Exercise requirements:
Reproduce the listing below in full and without alteration, apart from its pictures.
* * * * * * * * *
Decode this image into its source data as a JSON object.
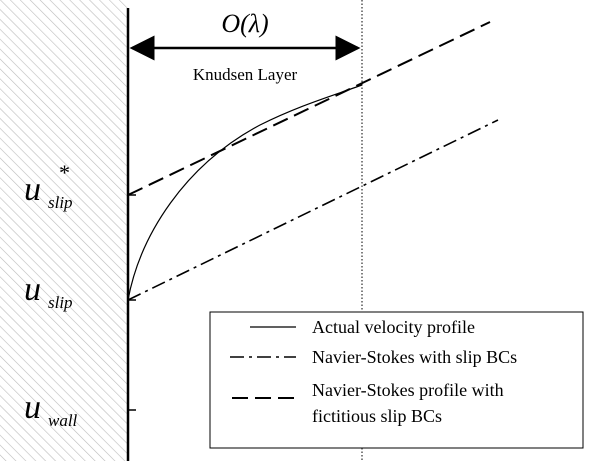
{
  "header": {
    "scale": "O(λ)",
    "layer": "Knudsen Layer"
  },
  "labels": [
    {
      "symbol": "u",
      "superscript": "*",
      "subscript": "slip"
    },
    {
      "symbol": "u",
      "subscript": "slip"
    },
    {
      "symbol": "u",
      "subscript": "wall"
    }
  ],
  "legend": [
    {
      "lines": [
        "Actual velocity profile"
      ]
    },
    {
      "lines": [
        "Navier-Stokes with slip BCs"
      ]
    },
    {
      "lines": [
        "Navier-Stokes profile with",
        "fictitious slip BCs"
      ]
    }
  ]
}
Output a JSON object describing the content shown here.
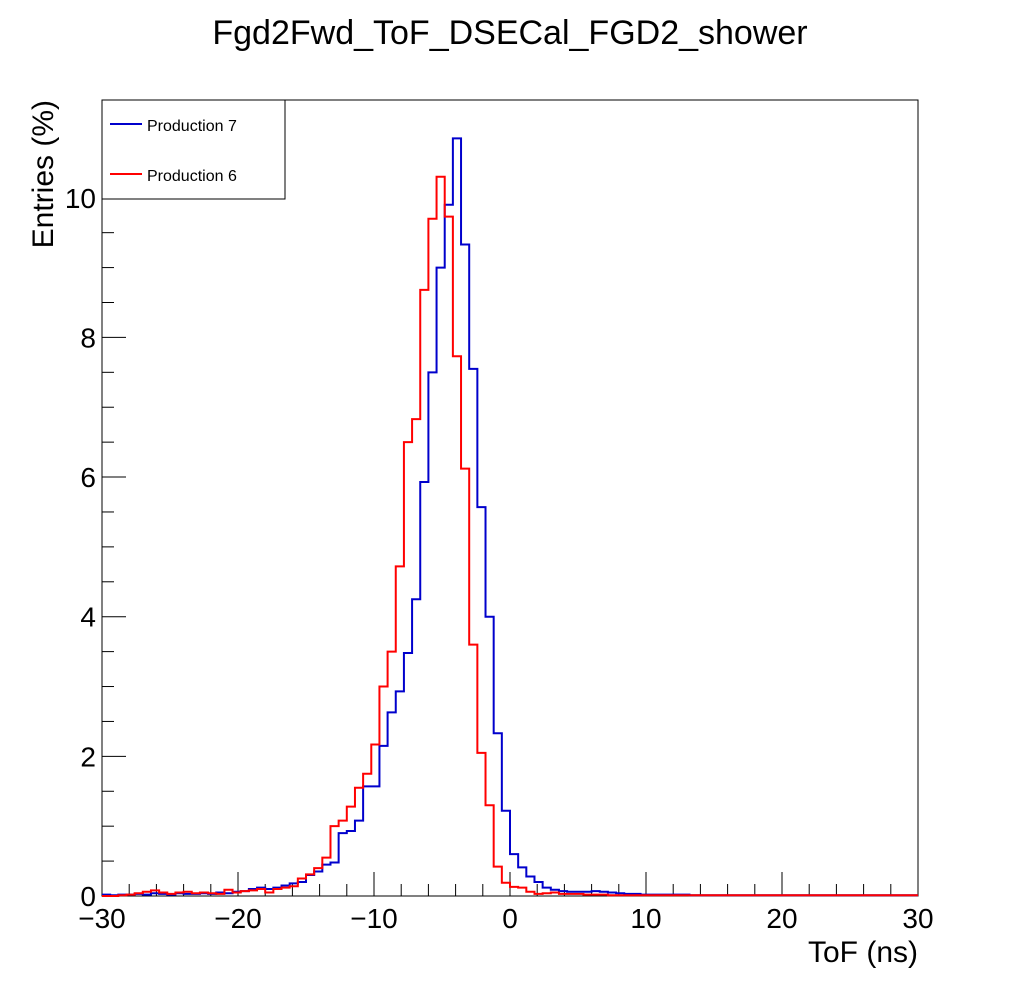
* * * * * * * * *
Right answer:
Decode this image into its source data as a JSON object.
{
  "header": {
    "scale": "O(λ)",
    "layer": "Knudsen Layer"
  },
  "labels": [
    {
      "symbol": "u",
      "superscript": "*",
      "subscript": "slip"
    },
    {
      "symbol": "u",
      "subscript": "slip"
    },
    {
      "symbol": "u",
      "subscript": "wall"
    }
  ],
  "legend": [
    {
      "lines": [
        "Actual velocity profile"
      ]
    },
    {
      "lines": [
        "Navier-Stokes with slip BCs"
      ]
    },
    {
      "lines": [
        "Navier-Stokes profile with",
        "fictitious slip BCs"
      ]
    }
  ]
}
Output a JSON object describing the content shown here.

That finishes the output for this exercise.